-- START PAGE EXTRACT --

Frying is first and foremost a dehydration process. This means that the drier your food is when you start frying, the better your crust will be. After the first fry, moisture in the center of the food migrates to the surface once it cools and the surface gets soggy again. Then you boil off that moisture again on the second fry with a more intense heat.

The first fry also changes the microscopic architecture of the food. The oil pushes into the food through air pockets that are, in the beginning, warped and twisted channels, making those pathways simpler and merging with each other as it fries. On that second fry, these straightened, simple pathways make it easier for water to escape, giving you a drier, crisper fritter.

In the direction above, I mention letting the piyaju rest for at least 30 minutes to 1 hour after the first fry. By letting the fritter rest and cool between the dips in the oil, additional water evaporates from the skin. This is also why I recommend spacing them apart (if you don’t have the time) while resting so moisture doesn’t develop and instead they evaporate quicker.

-- END PAGE EXTRACT --
-- START LISTED RECORDS --

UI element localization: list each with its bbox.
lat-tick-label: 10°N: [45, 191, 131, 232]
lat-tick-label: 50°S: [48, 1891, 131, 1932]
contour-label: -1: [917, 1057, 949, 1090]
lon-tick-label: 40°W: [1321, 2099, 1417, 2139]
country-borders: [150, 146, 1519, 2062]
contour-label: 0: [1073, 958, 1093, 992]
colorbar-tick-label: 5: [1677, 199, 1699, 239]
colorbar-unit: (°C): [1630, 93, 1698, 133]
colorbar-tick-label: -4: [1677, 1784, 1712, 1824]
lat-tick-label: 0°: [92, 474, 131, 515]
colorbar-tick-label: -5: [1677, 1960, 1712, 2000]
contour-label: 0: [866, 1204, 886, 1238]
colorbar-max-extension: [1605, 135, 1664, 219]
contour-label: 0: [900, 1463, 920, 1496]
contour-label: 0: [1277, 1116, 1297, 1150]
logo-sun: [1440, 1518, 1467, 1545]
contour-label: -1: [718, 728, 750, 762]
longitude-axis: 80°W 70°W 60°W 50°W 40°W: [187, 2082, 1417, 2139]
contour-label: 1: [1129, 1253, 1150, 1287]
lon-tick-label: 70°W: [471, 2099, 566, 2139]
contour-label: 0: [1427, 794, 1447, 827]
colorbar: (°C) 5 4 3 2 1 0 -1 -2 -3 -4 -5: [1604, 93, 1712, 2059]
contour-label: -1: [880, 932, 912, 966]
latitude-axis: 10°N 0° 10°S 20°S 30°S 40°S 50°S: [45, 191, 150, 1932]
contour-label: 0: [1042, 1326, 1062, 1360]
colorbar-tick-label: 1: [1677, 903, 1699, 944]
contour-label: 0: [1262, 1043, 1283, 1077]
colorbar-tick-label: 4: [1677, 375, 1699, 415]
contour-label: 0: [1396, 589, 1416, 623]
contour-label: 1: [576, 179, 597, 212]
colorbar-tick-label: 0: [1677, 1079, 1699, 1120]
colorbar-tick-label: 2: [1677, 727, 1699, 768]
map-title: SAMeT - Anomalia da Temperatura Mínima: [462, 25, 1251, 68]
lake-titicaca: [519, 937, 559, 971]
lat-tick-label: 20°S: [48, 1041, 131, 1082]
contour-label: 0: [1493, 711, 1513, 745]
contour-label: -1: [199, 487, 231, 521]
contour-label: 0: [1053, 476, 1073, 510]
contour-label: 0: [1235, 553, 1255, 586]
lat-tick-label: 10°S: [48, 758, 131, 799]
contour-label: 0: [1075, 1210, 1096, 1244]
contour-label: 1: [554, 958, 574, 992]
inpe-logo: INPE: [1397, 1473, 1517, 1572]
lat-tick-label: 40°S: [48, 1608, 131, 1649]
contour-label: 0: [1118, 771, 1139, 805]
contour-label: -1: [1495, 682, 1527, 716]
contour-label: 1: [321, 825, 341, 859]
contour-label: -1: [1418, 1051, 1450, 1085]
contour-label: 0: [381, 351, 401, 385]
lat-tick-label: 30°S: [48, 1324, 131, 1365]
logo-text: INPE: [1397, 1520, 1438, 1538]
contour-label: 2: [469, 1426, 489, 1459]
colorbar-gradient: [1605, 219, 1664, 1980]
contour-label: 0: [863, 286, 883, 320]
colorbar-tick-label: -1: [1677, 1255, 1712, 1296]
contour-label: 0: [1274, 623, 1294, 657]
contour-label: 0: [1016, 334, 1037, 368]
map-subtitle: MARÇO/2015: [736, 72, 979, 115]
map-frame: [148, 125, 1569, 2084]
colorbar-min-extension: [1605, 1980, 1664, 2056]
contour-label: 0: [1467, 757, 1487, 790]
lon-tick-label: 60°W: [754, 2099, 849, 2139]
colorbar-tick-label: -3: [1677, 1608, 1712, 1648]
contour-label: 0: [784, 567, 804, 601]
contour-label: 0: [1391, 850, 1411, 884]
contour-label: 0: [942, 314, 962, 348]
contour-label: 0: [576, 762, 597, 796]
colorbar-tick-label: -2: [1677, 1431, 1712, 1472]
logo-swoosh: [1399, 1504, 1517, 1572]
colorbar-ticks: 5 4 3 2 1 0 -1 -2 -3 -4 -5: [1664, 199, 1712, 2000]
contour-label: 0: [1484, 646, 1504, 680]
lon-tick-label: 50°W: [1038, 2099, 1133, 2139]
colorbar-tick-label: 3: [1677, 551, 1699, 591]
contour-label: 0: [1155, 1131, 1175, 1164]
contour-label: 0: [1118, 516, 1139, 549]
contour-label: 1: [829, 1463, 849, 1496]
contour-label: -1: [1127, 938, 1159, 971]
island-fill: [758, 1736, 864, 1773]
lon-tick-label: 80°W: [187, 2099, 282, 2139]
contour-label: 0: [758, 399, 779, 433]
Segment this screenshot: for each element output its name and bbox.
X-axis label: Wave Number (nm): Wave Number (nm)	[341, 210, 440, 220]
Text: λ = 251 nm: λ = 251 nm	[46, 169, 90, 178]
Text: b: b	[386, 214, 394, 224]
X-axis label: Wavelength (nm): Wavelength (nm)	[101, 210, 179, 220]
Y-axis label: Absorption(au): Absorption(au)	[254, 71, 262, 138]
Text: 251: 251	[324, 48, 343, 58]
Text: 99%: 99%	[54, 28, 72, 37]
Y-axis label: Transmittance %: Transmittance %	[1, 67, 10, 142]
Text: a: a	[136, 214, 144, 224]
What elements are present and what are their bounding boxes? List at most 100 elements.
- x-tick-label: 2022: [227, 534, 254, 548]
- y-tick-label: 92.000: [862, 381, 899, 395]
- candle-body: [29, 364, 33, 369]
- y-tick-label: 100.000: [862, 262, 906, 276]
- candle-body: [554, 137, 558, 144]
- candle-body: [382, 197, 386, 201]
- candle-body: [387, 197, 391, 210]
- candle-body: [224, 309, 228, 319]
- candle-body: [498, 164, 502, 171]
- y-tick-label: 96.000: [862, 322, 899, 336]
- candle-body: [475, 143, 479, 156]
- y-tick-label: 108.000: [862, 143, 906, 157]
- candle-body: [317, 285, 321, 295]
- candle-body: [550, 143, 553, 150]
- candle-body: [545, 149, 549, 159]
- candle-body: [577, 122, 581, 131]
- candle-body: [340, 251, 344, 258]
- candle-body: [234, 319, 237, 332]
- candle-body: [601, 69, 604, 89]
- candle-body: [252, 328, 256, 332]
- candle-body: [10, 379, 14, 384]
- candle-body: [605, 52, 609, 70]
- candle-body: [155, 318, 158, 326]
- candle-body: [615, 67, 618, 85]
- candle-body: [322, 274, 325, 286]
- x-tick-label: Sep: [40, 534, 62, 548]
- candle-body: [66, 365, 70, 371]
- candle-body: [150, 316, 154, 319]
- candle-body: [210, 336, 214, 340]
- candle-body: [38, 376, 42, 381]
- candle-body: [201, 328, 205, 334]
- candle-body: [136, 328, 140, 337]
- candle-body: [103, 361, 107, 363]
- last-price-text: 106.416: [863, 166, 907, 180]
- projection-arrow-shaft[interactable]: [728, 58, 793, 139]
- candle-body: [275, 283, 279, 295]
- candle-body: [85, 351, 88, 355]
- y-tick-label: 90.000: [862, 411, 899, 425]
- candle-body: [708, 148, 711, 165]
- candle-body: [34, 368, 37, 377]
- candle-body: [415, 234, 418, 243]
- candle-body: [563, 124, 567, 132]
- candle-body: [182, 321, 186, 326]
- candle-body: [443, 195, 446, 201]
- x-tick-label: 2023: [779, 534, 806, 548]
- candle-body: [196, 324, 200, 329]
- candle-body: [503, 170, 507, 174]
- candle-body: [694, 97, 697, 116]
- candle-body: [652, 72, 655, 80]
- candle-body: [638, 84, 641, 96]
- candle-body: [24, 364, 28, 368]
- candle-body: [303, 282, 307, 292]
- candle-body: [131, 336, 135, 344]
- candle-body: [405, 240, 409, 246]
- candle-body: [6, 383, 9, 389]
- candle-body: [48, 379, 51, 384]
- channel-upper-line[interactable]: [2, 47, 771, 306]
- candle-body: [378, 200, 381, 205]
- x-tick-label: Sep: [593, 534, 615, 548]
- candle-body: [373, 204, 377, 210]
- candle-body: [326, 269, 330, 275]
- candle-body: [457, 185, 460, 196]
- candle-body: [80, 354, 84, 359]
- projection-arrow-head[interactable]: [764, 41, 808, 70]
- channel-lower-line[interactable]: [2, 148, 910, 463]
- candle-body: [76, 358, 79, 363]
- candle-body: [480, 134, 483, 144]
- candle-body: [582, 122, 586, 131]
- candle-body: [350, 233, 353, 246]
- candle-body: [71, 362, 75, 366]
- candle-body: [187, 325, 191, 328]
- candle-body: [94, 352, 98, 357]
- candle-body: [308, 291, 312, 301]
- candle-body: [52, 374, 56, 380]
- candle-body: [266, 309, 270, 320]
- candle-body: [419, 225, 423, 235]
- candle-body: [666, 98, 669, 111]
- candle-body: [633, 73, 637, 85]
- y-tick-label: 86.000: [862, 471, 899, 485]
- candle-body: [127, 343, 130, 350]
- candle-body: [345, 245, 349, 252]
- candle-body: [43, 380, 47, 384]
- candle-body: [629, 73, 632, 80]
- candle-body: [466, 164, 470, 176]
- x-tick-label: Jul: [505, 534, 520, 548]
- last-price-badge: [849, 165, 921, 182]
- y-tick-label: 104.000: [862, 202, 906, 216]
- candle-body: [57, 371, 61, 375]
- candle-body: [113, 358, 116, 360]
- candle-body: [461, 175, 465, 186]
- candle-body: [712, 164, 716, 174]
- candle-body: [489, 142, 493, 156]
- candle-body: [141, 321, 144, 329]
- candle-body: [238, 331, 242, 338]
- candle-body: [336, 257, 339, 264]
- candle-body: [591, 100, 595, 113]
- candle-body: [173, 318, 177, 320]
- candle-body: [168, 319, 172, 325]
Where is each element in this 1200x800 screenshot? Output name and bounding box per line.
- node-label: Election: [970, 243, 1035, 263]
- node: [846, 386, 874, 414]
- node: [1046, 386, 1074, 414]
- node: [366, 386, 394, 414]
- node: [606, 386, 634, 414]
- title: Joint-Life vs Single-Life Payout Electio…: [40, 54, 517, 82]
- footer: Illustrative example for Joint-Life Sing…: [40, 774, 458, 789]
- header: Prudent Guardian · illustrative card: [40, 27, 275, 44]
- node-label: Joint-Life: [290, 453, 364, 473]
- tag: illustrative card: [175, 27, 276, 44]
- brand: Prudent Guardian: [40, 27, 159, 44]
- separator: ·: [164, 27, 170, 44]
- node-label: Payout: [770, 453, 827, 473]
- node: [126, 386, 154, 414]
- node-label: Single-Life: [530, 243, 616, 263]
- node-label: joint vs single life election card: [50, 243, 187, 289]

-- END LISTED RECORDS --

REQUIREMENTS: Using the piyaju frying text, explain in one to three sentences why the second fry gives a drier, crisper fritter.

FINAL ANSWER: During the first fry, oil pushes into the food through warped, twisted air pockets, which become simpler pathways that merge with each other. On the second fry, these straightened pathways make it easier for water to escape. The more intense heat also boils off the moisture that moved back to the surface as the fritter cooled.